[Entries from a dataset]

———

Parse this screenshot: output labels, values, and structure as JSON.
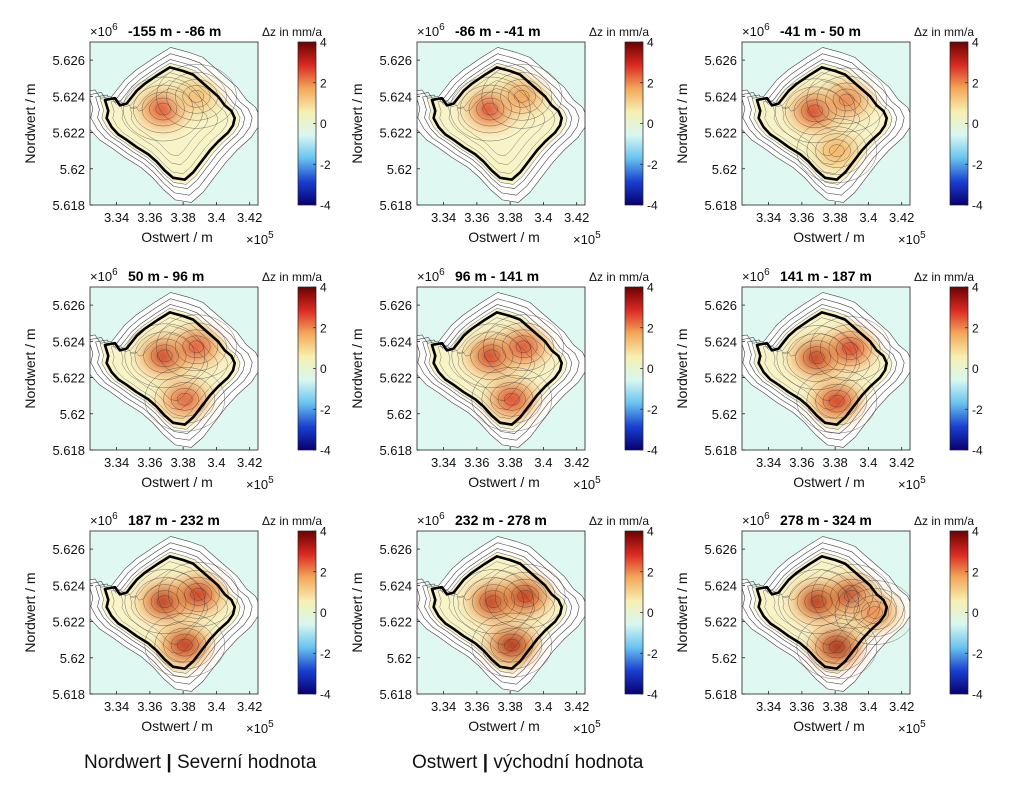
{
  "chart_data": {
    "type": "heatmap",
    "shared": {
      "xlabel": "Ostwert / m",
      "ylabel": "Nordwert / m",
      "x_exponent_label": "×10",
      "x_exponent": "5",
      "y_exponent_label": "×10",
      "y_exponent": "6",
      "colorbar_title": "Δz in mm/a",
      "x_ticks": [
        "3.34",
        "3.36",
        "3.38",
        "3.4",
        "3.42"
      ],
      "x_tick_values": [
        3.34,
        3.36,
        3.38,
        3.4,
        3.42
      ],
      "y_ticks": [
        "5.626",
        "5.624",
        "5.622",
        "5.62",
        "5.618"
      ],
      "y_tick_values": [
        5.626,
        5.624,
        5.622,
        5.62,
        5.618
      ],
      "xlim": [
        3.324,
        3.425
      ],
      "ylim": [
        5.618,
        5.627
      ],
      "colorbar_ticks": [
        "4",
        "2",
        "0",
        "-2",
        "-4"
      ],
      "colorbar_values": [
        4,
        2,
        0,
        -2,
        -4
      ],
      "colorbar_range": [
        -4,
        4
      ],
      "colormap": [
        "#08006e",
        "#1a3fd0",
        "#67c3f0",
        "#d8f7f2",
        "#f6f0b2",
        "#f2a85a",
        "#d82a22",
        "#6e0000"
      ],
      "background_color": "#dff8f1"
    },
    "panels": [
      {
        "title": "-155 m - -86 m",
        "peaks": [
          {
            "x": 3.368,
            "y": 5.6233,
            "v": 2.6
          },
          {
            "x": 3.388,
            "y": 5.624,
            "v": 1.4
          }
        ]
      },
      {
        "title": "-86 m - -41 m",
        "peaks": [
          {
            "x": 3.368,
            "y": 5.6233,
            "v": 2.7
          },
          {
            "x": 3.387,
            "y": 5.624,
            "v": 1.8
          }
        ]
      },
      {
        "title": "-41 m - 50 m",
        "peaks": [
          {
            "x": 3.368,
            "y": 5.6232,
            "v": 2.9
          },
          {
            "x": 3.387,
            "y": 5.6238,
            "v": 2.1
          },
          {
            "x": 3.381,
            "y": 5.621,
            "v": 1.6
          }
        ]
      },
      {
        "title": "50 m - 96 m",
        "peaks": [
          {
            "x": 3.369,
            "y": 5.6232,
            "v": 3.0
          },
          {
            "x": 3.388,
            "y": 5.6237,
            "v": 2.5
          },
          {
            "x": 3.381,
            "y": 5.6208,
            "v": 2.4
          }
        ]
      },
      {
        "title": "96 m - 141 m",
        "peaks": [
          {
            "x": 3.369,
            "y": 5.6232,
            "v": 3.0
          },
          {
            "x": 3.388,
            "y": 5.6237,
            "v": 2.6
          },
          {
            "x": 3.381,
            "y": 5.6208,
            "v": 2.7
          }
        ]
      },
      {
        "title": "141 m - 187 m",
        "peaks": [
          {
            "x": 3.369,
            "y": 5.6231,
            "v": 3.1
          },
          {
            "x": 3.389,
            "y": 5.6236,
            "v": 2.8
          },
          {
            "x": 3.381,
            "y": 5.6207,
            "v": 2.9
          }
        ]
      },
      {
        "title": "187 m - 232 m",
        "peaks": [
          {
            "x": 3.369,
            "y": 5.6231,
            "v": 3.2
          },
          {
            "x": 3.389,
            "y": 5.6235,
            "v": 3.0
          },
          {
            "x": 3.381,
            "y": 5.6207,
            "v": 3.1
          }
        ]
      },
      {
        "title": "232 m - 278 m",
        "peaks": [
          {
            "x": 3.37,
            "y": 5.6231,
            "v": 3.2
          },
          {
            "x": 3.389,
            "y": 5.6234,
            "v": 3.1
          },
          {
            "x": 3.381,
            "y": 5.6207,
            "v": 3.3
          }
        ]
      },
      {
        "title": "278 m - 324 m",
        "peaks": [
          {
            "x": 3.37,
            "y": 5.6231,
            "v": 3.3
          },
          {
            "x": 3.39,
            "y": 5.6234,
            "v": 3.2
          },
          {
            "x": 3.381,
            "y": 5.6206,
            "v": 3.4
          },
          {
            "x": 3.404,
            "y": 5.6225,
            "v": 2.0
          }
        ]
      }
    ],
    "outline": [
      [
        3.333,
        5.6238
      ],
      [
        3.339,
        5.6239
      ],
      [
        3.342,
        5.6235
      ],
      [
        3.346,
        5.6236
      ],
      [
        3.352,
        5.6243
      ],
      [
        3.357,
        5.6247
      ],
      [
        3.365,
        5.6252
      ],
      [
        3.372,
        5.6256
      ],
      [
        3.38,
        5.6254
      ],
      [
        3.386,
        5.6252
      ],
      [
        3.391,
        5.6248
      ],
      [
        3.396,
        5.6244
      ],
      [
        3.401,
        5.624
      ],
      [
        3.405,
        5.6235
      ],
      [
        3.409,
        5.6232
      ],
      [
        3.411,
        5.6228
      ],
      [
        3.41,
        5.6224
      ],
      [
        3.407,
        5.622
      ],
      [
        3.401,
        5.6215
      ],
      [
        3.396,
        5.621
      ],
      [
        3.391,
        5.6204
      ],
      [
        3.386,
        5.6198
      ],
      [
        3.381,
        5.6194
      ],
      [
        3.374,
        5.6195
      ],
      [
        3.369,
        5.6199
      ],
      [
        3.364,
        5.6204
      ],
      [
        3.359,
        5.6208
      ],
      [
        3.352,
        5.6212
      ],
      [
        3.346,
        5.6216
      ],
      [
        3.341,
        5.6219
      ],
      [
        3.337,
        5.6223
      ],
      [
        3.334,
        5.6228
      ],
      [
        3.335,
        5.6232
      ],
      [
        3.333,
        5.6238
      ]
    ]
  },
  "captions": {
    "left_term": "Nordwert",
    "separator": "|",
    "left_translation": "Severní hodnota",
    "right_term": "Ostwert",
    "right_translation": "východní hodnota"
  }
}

———

▶ [SHORT EXERCISE] Compute how many lines include the string "Nordwert", then give that number by itself.

▶ [THE REPLY] 2